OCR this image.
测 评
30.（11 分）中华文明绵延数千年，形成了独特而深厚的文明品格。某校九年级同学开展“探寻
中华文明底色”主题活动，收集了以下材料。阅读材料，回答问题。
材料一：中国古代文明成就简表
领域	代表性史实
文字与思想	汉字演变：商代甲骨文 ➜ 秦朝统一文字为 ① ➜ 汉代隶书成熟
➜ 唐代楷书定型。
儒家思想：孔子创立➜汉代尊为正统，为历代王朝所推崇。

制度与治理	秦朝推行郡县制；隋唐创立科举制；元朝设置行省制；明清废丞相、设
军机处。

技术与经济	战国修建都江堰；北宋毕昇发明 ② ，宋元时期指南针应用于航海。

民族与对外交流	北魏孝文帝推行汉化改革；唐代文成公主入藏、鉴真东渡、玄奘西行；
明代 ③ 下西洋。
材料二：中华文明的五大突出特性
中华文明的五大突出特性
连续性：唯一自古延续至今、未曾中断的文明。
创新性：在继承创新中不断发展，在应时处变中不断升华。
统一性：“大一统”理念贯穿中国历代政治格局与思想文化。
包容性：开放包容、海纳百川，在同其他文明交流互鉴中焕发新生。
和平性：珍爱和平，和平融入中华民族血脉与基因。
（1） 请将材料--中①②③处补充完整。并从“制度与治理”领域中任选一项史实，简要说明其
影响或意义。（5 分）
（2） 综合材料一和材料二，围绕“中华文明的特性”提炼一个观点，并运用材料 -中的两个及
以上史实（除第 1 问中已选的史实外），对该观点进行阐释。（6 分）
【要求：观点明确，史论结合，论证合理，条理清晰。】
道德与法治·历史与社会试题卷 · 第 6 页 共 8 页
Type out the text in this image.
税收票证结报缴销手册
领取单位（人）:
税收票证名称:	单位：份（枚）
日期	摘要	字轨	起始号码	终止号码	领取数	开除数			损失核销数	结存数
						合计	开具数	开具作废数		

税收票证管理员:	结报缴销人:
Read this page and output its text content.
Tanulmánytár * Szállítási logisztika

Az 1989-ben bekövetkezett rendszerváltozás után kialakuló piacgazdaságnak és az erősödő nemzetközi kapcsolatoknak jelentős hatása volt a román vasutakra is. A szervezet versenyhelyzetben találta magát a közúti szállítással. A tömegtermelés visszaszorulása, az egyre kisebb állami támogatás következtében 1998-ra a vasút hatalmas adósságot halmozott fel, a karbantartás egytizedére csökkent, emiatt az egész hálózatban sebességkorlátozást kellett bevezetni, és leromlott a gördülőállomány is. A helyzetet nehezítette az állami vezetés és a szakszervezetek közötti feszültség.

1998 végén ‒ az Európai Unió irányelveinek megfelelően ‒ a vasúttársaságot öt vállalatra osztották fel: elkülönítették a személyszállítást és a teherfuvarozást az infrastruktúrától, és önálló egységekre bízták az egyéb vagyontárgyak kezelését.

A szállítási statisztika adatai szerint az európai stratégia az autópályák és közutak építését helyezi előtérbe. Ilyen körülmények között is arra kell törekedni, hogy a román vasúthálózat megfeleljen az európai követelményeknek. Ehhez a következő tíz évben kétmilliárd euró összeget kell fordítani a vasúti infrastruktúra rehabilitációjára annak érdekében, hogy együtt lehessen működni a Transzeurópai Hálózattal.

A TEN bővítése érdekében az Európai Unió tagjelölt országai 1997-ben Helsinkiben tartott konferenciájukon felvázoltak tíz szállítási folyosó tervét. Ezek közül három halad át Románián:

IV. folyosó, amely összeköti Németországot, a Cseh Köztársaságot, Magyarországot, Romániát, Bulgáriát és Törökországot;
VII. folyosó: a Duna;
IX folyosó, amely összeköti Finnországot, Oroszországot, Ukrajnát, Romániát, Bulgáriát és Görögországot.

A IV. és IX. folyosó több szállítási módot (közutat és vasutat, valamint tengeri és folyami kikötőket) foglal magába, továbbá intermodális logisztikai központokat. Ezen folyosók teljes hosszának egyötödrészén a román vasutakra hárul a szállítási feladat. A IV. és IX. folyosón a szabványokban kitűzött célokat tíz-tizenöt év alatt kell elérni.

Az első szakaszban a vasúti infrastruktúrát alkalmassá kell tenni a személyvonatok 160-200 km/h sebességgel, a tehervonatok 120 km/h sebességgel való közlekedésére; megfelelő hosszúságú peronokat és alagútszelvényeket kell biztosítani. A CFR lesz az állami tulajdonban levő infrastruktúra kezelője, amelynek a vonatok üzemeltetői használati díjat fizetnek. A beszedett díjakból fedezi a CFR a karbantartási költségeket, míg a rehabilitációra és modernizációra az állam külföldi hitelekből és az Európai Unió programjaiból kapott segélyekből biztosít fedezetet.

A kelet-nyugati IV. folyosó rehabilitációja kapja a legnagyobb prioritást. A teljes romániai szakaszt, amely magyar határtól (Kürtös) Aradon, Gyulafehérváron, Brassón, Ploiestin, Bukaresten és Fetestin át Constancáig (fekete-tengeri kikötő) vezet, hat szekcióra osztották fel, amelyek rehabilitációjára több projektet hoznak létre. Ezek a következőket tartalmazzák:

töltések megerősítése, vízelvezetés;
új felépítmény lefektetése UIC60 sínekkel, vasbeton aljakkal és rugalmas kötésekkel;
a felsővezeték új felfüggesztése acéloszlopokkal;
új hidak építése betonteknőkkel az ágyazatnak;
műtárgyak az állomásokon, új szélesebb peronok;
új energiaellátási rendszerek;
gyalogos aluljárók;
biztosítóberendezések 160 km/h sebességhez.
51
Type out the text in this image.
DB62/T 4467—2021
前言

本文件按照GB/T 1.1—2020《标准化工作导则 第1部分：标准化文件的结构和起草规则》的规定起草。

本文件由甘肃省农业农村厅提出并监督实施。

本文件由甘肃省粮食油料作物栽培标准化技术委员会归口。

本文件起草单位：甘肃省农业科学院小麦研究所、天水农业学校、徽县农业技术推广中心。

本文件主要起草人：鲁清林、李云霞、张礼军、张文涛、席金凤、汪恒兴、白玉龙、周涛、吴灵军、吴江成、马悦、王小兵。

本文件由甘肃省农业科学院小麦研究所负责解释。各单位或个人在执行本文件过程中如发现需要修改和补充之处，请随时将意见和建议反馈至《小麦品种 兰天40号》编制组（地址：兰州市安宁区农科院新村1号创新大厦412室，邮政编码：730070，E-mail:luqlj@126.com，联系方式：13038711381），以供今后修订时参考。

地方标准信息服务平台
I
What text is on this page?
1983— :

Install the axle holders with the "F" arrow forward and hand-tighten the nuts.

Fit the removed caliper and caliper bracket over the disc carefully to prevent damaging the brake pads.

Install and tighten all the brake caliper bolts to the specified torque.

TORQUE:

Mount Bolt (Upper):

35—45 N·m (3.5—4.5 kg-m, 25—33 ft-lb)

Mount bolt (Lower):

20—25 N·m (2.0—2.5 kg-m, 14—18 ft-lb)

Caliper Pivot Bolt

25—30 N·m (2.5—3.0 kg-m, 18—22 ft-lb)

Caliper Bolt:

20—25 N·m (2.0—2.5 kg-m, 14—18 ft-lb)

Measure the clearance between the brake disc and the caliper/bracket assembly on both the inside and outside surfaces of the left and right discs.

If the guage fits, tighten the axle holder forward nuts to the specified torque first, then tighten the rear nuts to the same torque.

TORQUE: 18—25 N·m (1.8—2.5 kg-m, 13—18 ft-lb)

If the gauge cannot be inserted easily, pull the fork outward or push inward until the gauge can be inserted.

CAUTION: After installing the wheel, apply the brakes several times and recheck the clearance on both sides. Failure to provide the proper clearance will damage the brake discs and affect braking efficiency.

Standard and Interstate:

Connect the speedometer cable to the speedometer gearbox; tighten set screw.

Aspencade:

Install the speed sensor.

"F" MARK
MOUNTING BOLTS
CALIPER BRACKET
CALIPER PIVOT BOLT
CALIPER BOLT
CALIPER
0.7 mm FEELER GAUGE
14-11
=======
**Instructions to follow**
Isolate each line of the listing above that includes "tighten". Copy it.

**Completed task**
Install the axle holders with the "F" arrow forward and hand-tighten the nuts.
Install and tighten all the brake caliper bolts to the specified torque.
If the guage fits, tighten the axle holder forward nuts to the specified torque first, then tighten the rear nuts to the same torque.
Connect the speedometer cable to the speedometer gearbox; tighten set screw.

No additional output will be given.